Task statement:
Put every line of the rows below into a Markdown table with the columns No. and Line, where No. is the row number. Skip blank lines and leave out the pictures.

Raw data:
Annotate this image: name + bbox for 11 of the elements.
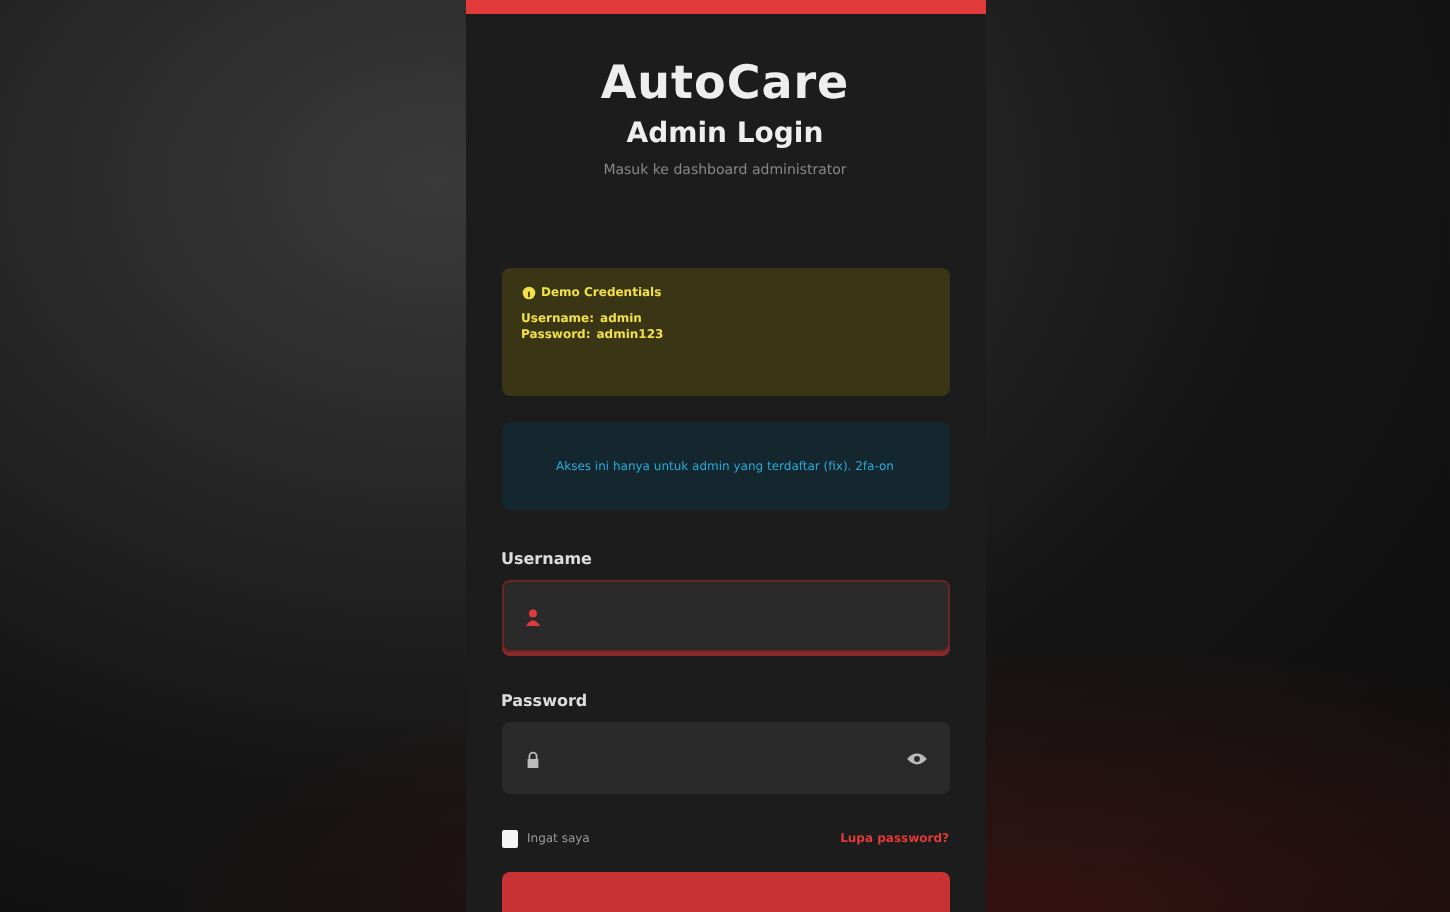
remember-checkbox[interactable] bbox=[501, 830, 517, 848]
field-label: Password bbox=[501, 692, 588, 710]
lock-icon bbox=[523, 749, 541, 767]
login-title: Admin Login bbox=[626, 118, 824, 150]
field-label: Username bbox=[501, 550, 592, 568]
info-icon bbox=[521, 286, 535, 300]
brand-logo: AutoCare bbox=[600, 58, 850, 110]
username-field[interactable] bbox=[501, 580, 949, 652]
eye-icon[interactable] bbox=[905, 749, 927, 767]
user-icon bbox=[523, 607, 541, 625]
password-field[interactable] bbox=[501, 722, 949, 794]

Written answer:
| No. | Line |
|---|---|
| 1 | Annotate this image: name + bbox for 11 of the elements. |
| 2 | remember-checkbox[interactable] bbox=[501, 830, 517, 848] |
| 3 | field-label: Password bbox=[501, 692, 588, 710] |
| 4 | lock-icon bbox=[523, 749, 541, 767] |
| 5 | login-title: Admin Login bbox=[626, 118, 824, 150] |
| 6 | field-label: Username bbox=[501, 550, 592, 568] |
| 7 | info-icon bbox=[521, 286, 535, 300] |
| 8 | brand-logo: AutoCare bbox=[600, 58, 850, 110] |
| 9 | username-field[interactable] bbox=[501, 580, 949, 652] |
| 10 | eye-icon[interactable] bbox=[905, 749, 927, 767] |
| 11 | user-icon bbox=[523, 607, 541, 625] |
| 12 | password-field[interactable] bbox=[501, 722, 949, 794] |